**Tasks:**
• 1. In the audio sample rate discussion, from what frequency up should everything definitely be stopped?
• 2. Edit the audio sample rate discussion. Give again the part that opens with the words "All being equal" and closes with "of frequency analysis.", with "saw wave" replaced by "square wave".
• 3. Pick up the audio sample rate discussion from its last line and continue it.

You should pass all below 20KHz, as flat as possible. You definitely should stop 24.1KHz and up. How bad 22.05KHz to 24.1KHz is, is debatable.

> then surely you're high-end enough that you can't say “nah, who cares about the most common sample rate out there”.

I didn't say "don't support 44.1KHz" -- I'm saying there's good reasons to prefer 48KHz.

All being equal (same number of filter taps, etc)-- just a slightly higher sample rate offers a lot more performance because you can get a bit more frequency response and a lot flatter passband.

The Moog Minimoog filter goes beyond 20Khz. So even if you gently roll off at 20Khz, you’re going to miss overtones etc.
You can't hear ultrasound. For audio, the only question about 20+ kHz frequencies is how to get rid of them in the cheapest+best way.
But they still interact with frequencies lower than 20khz right?

Think about it like this - I have a single steady saw wave at 10khz. If I started playing waves above 20khz, would I be able to detect any disturbance in that 10khz wave?

> But they still interact with frequencies lower than 20khz right?

No. Different frequencies don't generally “interact”, that's much of the point of frequency analysis.

(Saved data entries)
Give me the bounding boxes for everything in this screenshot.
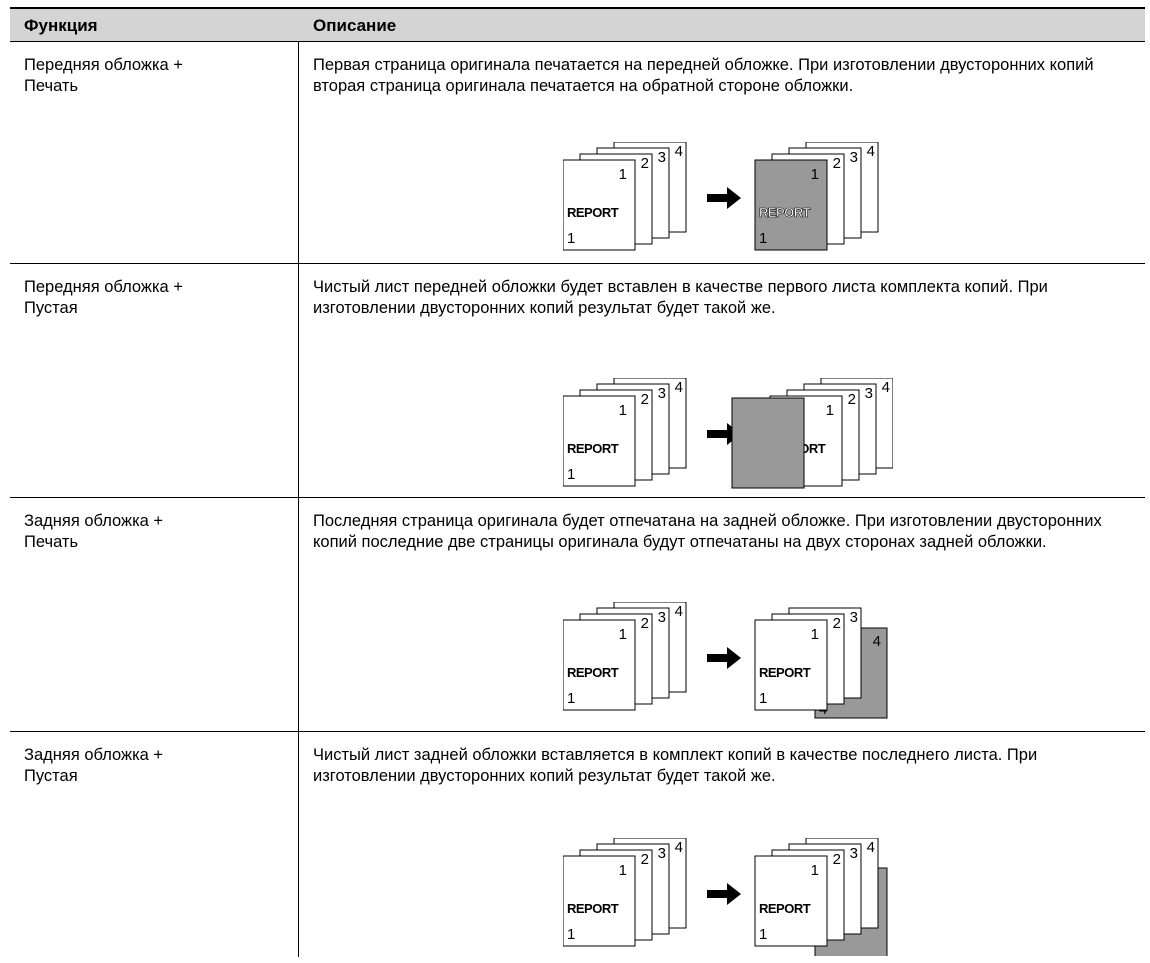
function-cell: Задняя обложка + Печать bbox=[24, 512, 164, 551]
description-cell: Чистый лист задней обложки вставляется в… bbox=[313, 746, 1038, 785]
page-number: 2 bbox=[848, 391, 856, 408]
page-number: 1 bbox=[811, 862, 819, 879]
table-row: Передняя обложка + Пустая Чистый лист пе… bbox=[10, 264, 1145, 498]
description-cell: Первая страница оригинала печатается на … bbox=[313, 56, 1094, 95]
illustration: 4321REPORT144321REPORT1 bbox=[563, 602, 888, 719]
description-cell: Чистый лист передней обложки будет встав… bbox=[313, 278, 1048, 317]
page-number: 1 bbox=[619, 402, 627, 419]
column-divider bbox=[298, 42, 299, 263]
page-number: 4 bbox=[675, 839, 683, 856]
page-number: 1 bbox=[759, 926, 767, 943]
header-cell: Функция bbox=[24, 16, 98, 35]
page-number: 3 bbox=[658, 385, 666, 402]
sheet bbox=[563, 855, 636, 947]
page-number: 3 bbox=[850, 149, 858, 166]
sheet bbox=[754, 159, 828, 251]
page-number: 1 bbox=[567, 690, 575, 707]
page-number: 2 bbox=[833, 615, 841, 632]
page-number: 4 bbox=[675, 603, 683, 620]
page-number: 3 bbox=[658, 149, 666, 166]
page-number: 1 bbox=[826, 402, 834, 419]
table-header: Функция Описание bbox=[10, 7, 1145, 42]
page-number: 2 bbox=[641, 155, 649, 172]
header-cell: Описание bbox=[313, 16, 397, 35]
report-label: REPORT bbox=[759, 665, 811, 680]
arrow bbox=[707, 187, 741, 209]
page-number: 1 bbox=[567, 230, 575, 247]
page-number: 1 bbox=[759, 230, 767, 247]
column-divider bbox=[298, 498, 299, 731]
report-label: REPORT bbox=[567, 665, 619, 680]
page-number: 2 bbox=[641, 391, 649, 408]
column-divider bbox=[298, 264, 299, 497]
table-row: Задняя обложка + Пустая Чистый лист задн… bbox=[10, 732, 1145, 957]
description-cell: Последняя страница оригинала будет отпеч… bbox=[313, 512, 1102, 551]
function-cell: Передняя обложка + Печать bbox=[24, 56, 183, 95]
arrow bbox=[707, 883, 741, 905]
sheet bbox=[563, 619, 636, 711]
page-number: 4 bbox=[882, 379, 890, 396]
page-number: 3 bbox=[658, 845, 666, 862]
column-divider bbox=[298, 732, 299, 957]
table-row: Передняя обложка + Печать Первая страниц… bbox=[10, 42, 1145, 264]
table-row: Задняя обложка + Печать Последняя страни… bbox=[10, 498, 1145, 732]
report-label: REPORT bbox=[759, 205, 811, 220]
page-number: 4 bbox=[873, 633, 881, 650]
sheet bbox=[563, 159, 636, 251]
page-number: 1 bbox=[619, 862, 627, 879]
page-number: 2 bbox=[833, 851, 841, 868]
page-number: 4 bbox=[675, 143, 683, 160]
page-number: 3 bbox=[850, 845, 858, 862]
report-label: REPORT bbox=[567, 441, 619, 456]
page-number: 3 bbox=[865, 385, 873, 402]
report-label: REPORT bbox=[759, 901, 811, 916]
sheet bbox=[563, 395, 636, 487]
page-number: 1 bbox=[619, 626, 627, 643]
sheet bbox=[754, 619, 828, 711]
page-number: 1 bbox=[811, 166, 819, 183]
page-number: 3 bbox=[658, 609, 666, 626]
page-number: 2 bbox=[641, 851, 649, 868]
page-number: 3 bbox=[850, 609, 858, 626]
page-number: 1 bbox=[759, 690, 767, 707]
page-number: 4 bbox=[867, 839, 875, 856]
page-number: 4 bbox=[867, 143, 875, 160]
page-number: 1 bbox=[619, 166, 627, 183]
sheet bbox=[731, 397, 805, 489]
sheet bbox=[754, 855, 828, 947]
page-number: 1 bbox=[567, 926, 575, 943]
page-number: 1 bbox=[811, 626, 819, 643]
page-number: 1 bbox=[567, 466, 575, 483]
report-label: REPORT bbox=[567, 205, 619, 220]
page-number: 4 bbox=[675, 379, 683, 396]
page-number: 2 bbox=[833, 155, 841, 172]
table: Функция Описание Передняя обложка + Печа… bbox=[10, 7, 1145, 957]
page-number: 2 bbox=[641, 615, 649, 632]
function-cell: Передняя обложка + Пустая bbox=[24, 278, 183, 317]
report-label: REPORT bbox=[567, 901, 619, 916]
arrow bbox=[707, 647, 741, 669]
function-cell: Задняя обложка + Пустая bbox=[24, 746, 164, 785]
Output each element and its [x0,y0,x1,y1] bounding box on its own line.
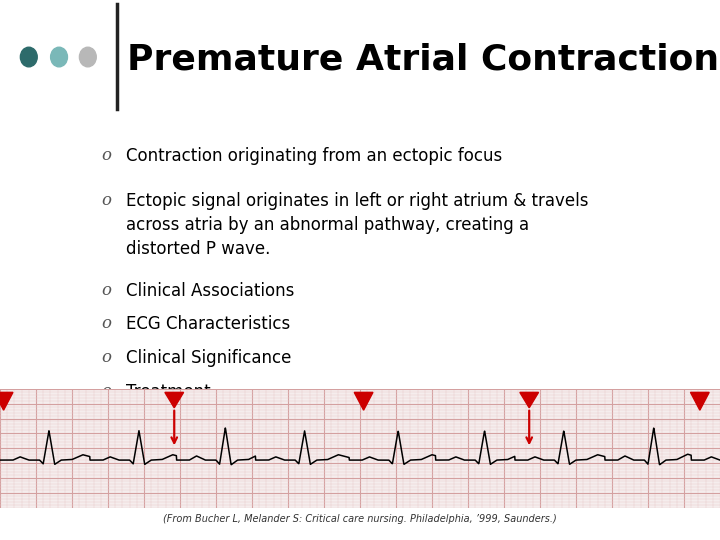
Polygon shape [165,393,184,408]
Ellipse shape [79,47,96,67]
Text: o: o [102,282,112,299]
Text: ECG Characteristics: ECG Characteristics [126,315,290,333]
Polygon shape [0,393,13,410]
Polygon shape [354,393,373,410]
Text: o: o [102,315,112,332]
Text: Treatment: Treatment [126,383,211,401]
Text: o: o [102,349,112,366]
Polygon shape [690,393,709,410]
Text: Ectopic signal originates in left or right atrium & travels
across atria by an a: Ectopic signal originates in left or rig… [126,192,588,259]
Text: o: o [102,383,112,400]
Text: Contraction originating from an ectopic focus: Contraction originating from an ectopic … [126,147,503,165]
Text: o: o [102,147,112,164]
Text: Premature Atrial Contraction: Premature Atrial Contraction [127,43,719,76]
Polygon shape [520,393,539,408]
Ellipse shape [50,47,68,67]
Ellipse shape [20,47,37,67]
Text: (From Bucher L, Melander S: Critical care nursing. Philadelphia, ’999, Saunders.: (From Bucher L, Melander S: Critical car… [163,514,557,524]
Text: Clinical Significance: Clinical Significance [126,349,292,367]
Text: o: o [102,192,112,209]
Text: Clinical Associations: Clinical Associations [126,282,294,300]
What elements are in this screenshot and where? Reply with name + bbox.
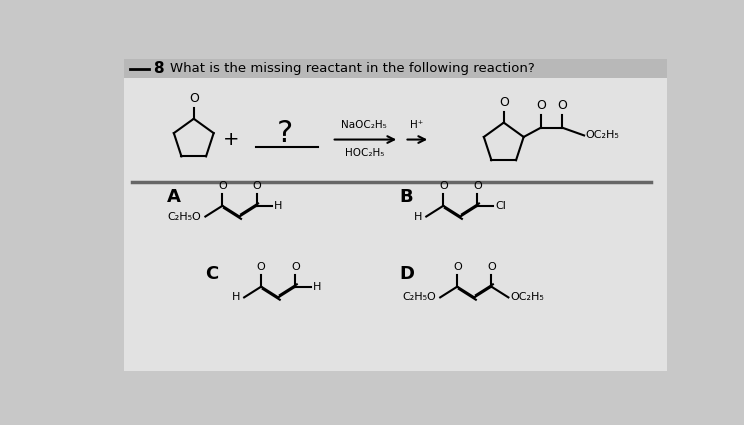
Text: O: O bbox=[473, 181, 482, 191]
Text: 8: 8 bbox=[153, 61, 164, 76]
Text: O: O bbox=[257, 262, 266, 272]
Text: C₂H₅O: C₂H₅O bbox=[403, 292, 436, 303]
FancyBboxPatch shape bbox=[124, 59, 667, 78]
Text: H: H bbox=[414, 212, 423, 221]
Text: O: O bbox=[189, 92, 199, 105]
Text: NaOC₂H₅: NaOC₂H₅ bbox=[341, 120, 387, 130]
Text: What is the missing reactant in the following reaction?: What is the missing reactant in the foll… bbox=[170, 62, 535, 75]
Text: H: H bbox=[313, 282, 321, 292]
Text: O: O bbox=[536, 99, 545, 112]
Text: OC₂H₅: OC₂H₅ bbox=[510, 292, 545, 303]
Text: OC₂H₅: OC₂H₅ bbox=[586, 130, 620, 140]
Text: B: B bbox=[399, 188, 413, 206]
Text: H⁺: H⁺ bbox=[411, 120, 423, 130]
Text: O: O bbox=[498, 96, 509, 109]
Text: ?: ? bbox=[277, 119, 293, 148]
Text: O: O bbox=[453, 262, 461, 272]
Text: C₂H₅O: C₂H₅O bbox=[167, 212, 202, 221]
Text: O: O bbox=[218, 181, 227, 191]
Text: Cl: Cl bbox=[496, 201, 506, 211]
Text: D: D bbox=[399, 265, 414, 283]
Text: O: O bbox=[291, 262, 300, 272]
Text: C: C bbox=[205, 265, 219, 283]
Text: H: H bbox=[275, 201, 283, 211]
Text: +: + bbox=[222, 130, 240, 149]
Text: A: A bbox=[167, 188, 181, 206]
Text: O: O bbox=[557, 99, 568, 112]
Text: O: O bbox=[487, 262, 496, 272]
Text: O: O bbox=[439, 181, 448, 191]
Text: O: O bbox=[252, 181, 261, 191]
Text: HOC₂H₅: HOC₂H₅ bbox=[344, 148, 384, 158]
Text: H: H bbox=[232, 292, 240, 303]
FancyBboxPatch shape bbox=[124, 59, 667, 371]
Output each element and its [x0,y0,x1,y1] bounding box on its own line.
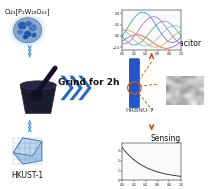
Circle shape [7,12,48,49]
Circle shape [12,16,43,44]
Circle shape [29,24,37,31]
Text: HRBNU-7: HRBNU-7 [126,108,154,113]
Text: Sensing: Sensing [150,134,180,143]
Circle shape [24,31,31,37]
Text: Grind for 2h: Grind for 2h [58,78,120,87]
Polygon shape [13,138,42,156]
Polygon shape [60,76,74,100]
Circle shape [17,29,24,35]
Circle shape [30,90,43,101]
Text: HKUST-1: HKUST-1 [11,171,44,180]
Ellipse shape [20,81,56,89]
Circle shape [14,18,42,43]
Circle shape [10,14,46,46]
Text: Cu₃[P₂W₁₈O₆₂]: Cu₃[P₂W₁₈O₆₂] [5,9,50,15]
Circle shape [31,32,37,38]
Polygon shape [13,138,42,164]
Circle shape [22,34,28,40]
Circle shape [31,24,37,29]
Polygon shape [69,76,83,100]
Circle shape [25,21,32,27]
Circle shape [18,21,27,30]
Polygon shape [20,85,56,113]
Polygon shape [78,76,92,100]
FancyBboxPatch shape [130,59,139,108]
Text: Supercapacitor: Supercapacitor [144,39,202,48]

**Responses to the tasks:**
• 1. 24.1KHz and up.

• 2.
All being equal (same number of filter taps, etc)-- just a slightly higher sample rate offers a lot more performance because you can get a bit more frequency response and a lot flatter passband.

The Moog Minimoog filter goes beyond 20Khz. So even if you gently roll off at 20Khz, you’re going to miss overtones etc.
You can't hear ultrasound. For audio, the only question about 20+ kHz frequencies is how to get rid of them in the cheapest+best way.
But they still interact with frequencies lower than 20khz right?

Think about it like this - I have a single steady square wave at 10khz. If I started playing waves above 20khz, would I be able to detect any disturbance in that 10khz wave?

> But they still interact with frequencies lower than 20khz right?

No. Different frequencies don't generally “interact”, that's much of the point of frequency analysis.

• 3.
> Think about it like this - I have a single steady saw wave at 10khz. If I started playing waves above 20khz, would I be able to detect any disturbance in that 10khz wave?

No.

If you have a green laser and put its beam under an ultraviolet light source, does the green laser change? It does not. It's the same thing.

Of course, if your amplifier is badly nonlinear-and-non-time-invariant in a very weird way, it _might_. But usually, even nonlinearities go the other way (creates overtones upwards in frequency, not undertones).

Oh.

Hmm… then what causes the obvious beating you hear when you have two saw waves close in frequency but not exact.

I guess when the anti-nodes match its silence and so it’s obvious to your ear, but nothing magical is happening to the signals themselves. Interesting, thanks for answering!

In that case filtering out everything over 20khz makes total sense!